- Exercise instructions -
Please set down all the lines beneath this one exactly, without the pictures.

Extracted records:
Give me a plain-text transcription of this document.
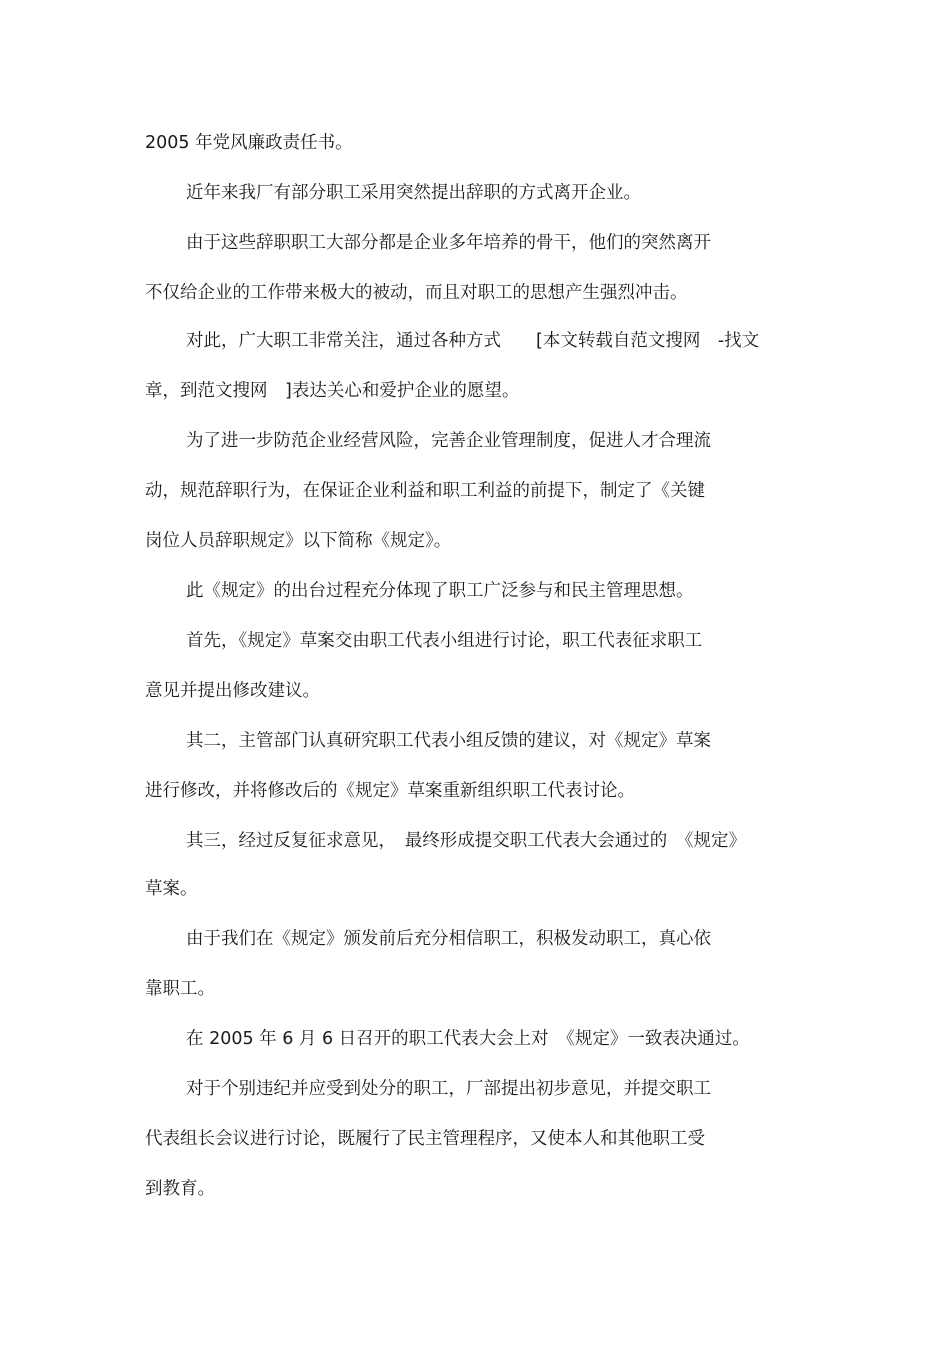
2005 年党风廉政责任书。
近年来我厂有部分职工采用突然提出辞职的方式离开企业。
由于这些辞职职工大部分都是企业多年培养的骨干，他们的突然离开
不仅给企业的工作带来极大的被动，而且对职工的思想产生强烈冲击。
对此，广大职工非常关注，通过各种方式　　[本文转载自范文搜网　-找文
章，到范文搜网　]表达关心和爱护企业的愿望。
为了进一步防范企业经营风险，完善企业管理制度，促进人才合理流
动，规范辞职行为，在保证企业利益和职工利益的前提下，制定了《关键
岗位人员辞职规定》以下简称《规定》。
此《规定》的出台过程充分体现了职工广泛参与和民主管理思想。
首先，《规定》草案交由职工代表小组进行讨论，职工代表征求职工
意见并提出修改建议。
其二，主管部门认真研究职工代表小组反馈的建议，对《规定》草案
进行修改，并将修改后的《规定》草案重新组织职工代表讨论。
其三，经过反复征求意见，　最终形成提交职工代表大会通过的　《规定》
草案。
由于我们在《规定》颁发前后充分相信职工，积极发动职工，真心依
靠职工。
在 2005 年 6 月 6 日召开的职工代表大会上对　《规定》一致表决通过。
对于个别违纪并应受到处分的职工，厂部提出初步意见，并提交职工
代表组长会议进行讨论，既履行了民主管理程序，又使本人和其他职工受
到教育。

- Complete answer -
Give me a plain-text transcription of this document.
2005 年党风廉政责任书。
近年来我厂有部分职工采用突然提出辞职的方式离开企业。
由于这些辞职职工大部分都是企业多年培养的骨干，他们的突然离开
不仅给企业的工作带来极大的被动，而且对职工的思想产生强烈冲击。
对此，广大职工非常关注，通过各种方式　　[本文转载自范文搜网　-找文
章，到范文搜网　]表达关心和爱护企业的愿望。
为了进一步防范企业经营风险，完善企业管理制度，促进人才合理流
动，规范辞职行为，在保证企业利益和职工利益的前提下，制定了《关键
岗位人员辞职规定》以下简称《规定》。
此《规定》的出台过程充分体现了职工广泛参与和民主管理思想。
首先，《规定》草案交由职工代表小组进行讨论，职工代表征求职工
意见并提出修改建议。
其二，主管部门认真研究职工代表小组反馈的建议，对《规定》草案
进行修改，并将修改后的《规定》草案重新组织职工代表讨论。
其三，经过反复征求意见，　最终形成提交职工代表大会通过的　《规定》
草案。
由于我们在《规定》颁发前后充分相信职工，积极发动职工，真心依
靠职工。
在 2005 年 6 月 6 日召开的职工代表大会上对　《规定》一致表决通过。
对于个别违纪并应受到处分的职工，厂部提出初步意见，并提交职工
代表组长会议进行讨论，既履行了民主管理程序，又使本人和其他职工受
到教育。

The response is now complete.